* BEGIN ITEMS *

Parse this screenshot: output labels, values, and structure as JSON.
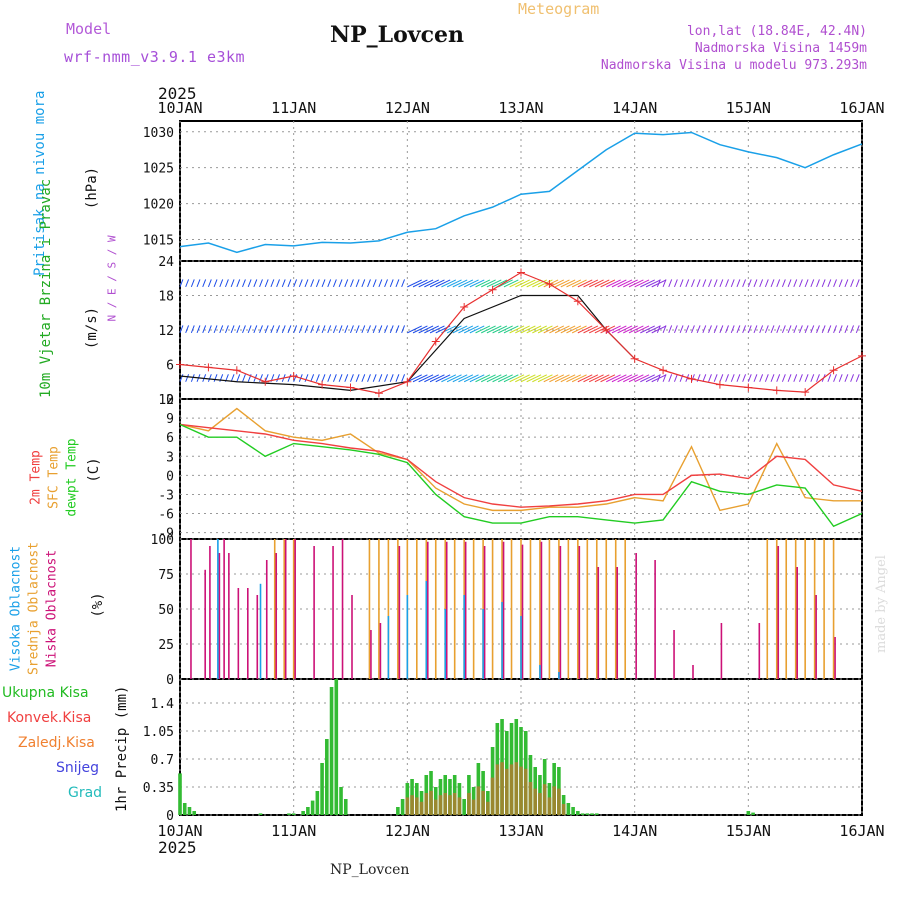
{
  "header": {
    "model_label": "Model",
    "model_name": "wrf-nmm_v3.9.1  e3km",
    "station": "NP_Lovcen",
    "chart_kind": "Meteogram",
    "lonlat": "lon,lat (18.84E, 42.4N)",
    "elevation": "Nadmorska Visina 1459m",
    "model_elevation": "Nadmorska Visina u modelu 973.293m",
    "year_top": "2025",
    "year_bottom": "2025",
    "footer_station": "NP_Lovcen",
    "made_by": "made by Angel"
  },
  "colors": {
    "pressure": "#1aa0e8",
    "temp2m": "#f04040",
    "sfc": "#e8a030",
    "dewpt": "#22cc22",
    "high_cloud": "#1aa0e8",
    "mid_cloud": "#e8a030",
    "low_cloud": "#cc1177",
    "total_precip": "#33bb33",
    "snow": "#4444dd",
    "grid": "#999999"
  },
  "x_axis": {
    "ticks": [
      "10JAN",
      "11JAN",
      "12JAN",
      "13JAN",
      "14JAN",
      "15JAN",
      "16JAN"
    ],
    "range_hours": [
      0,
      144
    ]
  },
  "chart_data": [
    {
      "id": "pressure",
      "type": "line",
      "title": "Pritisak na nivou mora",
      "ylabel": "(hPa)",
      "ylim": [
        1012,
        1031.5
      ],
      "yticks": [
        1015,
        1020,
        1025,
        1030
      ],
      "series": [
        {
          "name": "MSLP",
          "x": [
            0,
            6,
            12,
            18,
            24,
            30,
            36,
            42,
            48,
            54,
            60,
            66,
            72,
            78,
            84,
            90,
            96,
            102,
            108,
            114,
            120,
            126,
            132,
            138,
            144
          ],
          "values": [
            1014,
            1014.5,
            1013.2,
            1014.3,
            1014.1,
            1014.6,
            1014.5,
            1014.8,
            1016,
            1016.5,
            1018.3,
            1019.5,
            1021.3,
            1021.7,
            1024.6,
            1027.5,
            1029.8,
            1029.6,
            1029.9,
            1028.2,
            1027.2,
            1026.4,
            1025,
            1026.8,
            1028.3
          ]
        }
      ]
    },
    {
      "id": "wind",
      "type": "line",
      "title": "10m Vjetar Brzina i Pravac",
      "ylabel": "(m/s)",
      "compass": "N / E / S / W",
      "ylim": [
        0,
        24
      ],
      "yticks": [
        0,
        6,
        12,
        18,
        24
      ],
      "series": [
        {
          "name": "speed",
          "x": [
            0,
            6,
            12,
            18,
            24,
            30,
            36,
            42,
            48,
            54,
            60,
            66,
            72,
            78,
            84,
            90,
            96,
            102,
            108,
            114,
            120,
            126,
            132,
            138,
            144
          ],
          "values": [
            6,
            5.5,
            5,
            3,
            4,
            2.5,
            2,
            1,
            3,
            10,
            16,
            19,
            22,
            20,
            17,
            12,
            7,
            5,
            3.5,
            2.5,
            2,
            1.5,
            1.2,
            5,
            7.5
          ]
        },
        {
          "name": "gust_base",
          "x": [
            0,
            12,
            24,
            36,
            48,
            60,
            72,
            84,
            90,
            96
          ],
          "values": [
            4,
            3,
            2.5,
            1.5,
            3,
            14,
            18,
            18,
            12,
            7
          ]
        }
      ],
      "barb_levels": [
        3,
        11.5,
        19.5
      ]
    },
    {
      "id": "temperature",
      "type": "line",
      "title": "2m Temp / SFC Temp / dewpt Temp",
      "labels": [
        "2m Temp",
        "SFC Temp",
        "dewpt Temp"
      ],
      "ylabel": "(C)",
      "ylim": [
        -10,
        12
      ],
      "yticks": [
        -9,
        -6,
        -3,
        0,
        3,
        6,
        9,
        12
      ],
      "series": [
        {
          "name": "2m Temp",
          "x": [
            0,
            6,
            12,
            18,
            24,
            30,
            36,
            42,
            48,
            54,
            60,
            66,
            72,
            78,
            84,
            90,
            96,
            102,
            108,
            114,
            120,
            126,
            132,
            138,
            144
          ],
          "values": [
            8,
            7.5,
            7,
            6.5,
            5.5,
            5,
            4.3,
            3.8,
            2.5,
            -1,
            -3.5,
            -4.5,
            -5,
            -4.8,
            -4.5,
            -4,
            -3,
            -3,
            0,
            0.2,
            -0.5,
            3,
            2.5,
            -1.5,
            -2.5
          ]
        },
        {
          "name": "SFC Temp",
          "x": [
            0,
            6,
            12,
            18,
            24,
            30,
            36,
            42,
            48,
            54,
            60,
            66,
            72,
            78,
            84,
            90,
            96,
            102,
            108,
            114,
            120,
            126,
            132,
            138,
            144
          ],
          "values": [
            8,
            7,
            10.5,
            7,
            6,
            5.5,
            6.5,
            3.5,
            2.5,
            -2,
            -4.5,
            -5.5,
            -5.5,
            -5,
            -5,
            -4.5,
            -3.5,
            -4,
            4.5,
            -5.5,
            -4.5,
            5,
            -3.5,
            -4,
            -4
          ]
        },
        {
          "name": "dewpt Temp",
          "x": [
            0,
            6,
            12,
            18,
            24,
            30,
            36,
            42,
            48,
            54,
            60,
            66,
            72,
            78,
            84,
            90,
            96,
            102,
            108,
            114,
            120,
            126,
            132,
            138,
            144
          ],
          "values": [
            8,
            6,
            6,
            3,
            5,
            4.5,
            4,
            3.3,
            2,
            -3,
            -6.5,
            -7.5,
            -7.5,
            -6.5,
            -6.5,
            -7,
            -7.5,
            -7,
            -1,
            -2.5,
            -3,
            -1.5,
            -2,
            -8,
            -6
          ]
        }
      ]
    },
    {
      "id": "clouds",
      "type": "bar",
      "title": "Visoka Oblacnost / Srednja Oblacnost / Niska Oblacnost",
      "labels": [
        "Visoka Oblacnost",
        "Srednja Oblacnost",
        "Niska Oblacnost"
      ],
      "ylabel": "(%)",
      "ylim": [
        0,
        100
      ],
      "yticks": [
        0,
        25,
        50,
        75,
        100
      ],
      "series": [
        {
          "name": "Niska Oblacnost",
          "x": [
            2,
            5,
            6,
            8,
            9,
            10,
            12,
            14,
            16,
            18,
            20,
            22,
            24,
            28,
            32,
            34,
            36,
            40,
            42,
            46,
            52,
            56,
            60,
            64,
            68,
            72,
            76,
            80,
            84,
            88,
            92,
            96,
            100,
            104,
            108,
            114,
            122,
            126,
            130,
            134,
            138
          ],
          "values": [
            100,
            78,
            95,
            90,
            100,
            90,
            65,
            65,
            60,
            85,
            90,
            100,
            100,
            95,
            95,
            100,
            60,
            35,
            40,
            95,
            98,
            98,
            98,
            95,
            98,
            96,
            98,
            95,
            95,
            80,
            80,
            90,
            85,
            35,
            10,
            40,
            40,
            95,
            80,
            60,
            30
          ]
        },
        {
          "name": "Srednja Oblacnost",
          "x": [
            20,
            22,
            24,
            40,
            42,
            44,
            46,
            48,
            50,
            52,
            54,
            56,
            58,
            60,
            62,
            64,
            66,
            68,
            70,
            72,
            74,
            76,
            78,
            80,
            82,
            84,
            86,
            88,
            90,
            92,
            94,
            124,
            126,
            128,
            130,
            132,
            134,
            136,
            138
          ],
          "values": [
            100,
            100,
            100,
            100,
            100,
            100,
            100,
            100,
            100,
            100,
            100,
            100,
            100,
            100,
            100,
            100,
            100,
            100,
            100,
            100,
            100,
            100,
            100,
            100,
            100,
            100,
            100,
            100,
            100,
            100,
            100,
            100,
            100,
            100,
            100,
            100,
            100,
            100,
            100
          ]
        },
        {
          "name": "Visoka Oblacnost",
          "x": [
            8,
            17,
            44,
            48,
            52,
            56,
            60,
            64,
            68,
            72,
            76,
            80
          ],
          "values": [
            100,
            68,
            45,
            60,
            70,
            50,
            60,
            50,
            55,
            45,
            10,
            5
          ]
        }
      ]
    },
    {
      "id": "precip",
      "type": "bar",
      "title": "1hr Precip",
      "labels": [
        "Ukupna Kisa",
        "Konvek.Kisa",
        "Zaledj.Kisa",
        "Snijeg",
        "Grad"
      ],
      "ylabel": "1hr Precip (mm)",
      "ylim": [
        0,
        1.7
      ],
      "yticks": [
        "0",
        "0.35",
        "0.7",
        "1.05",
        "1.4"
      ],
      "series": [
        {
          "name": "Ukupna Kisa",
          "x": [
            0,
            1,
            2,
            3,
            17,
            23,
            24,
            26,
            27,
            28,
            29,
            30,
            31,
            32,
            33,
            34,
            35,
            46,
            47,
            48,
            49,
            50,
            51,
            52,
            53,
            54,
            55,
            56,
            57,
            58,
            59,
            60,
            61,
            62,
            63,
            64,
            65,
            66,
            67,
            68,
            69,
            70,
            71,
            72,
            73,
            74,
            75,
            76,
            77,
            78,
            79,
            80,
            81,
            82,
            83,
            84,
            85,
            86,
            87,
            88,
            120,
            121
          ],
          "values": [
            0.52,
            0.15,
            0.1,
            0.05,
            0.02,
            0.02,
            0.02,
            0.05,
            0.1,
            0.18,
            0.3,
            0.65,
            0.95,
            1.6,
            1.7,
            0.35,
            0.2,
            0.1,
            0.2,
            0.4,
            0.45,
            0.4,
            0.3,
            0.5,
            0.55,
            0.35,
            0.45,
            0.5,
            0.45,
            0.5,
            0.4,
            0.2,
            0.5,
            0.35,
            0.65,
            0.55,
            0.3,
            0.85,
            1.15,
            1.2,
            1.05,
            1.15,
            1.2,
            1.1,
            1.05,
            0.75,
            0.6,
            0.5,
            0.7,
            0.4,
            0.65,
            0.6,
            0.25,
            0.15,
            0.1,
            0.05,
            0.02,
            0.02,
            0.02,
            0.02,
            0.05,
            0.03
          ]
        }
      ]
    }
  ]
}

* END ITEMS *

TASK TO COMPLETE:
Copy every line from the entries that contains the word "Nadmorska".

SOLUTION TO THIS PROBLEM:
    "elevation": "Nadmorska Visina 1459m",
    "model_elevation": "Nadmorska Visina u modelu 973.293m",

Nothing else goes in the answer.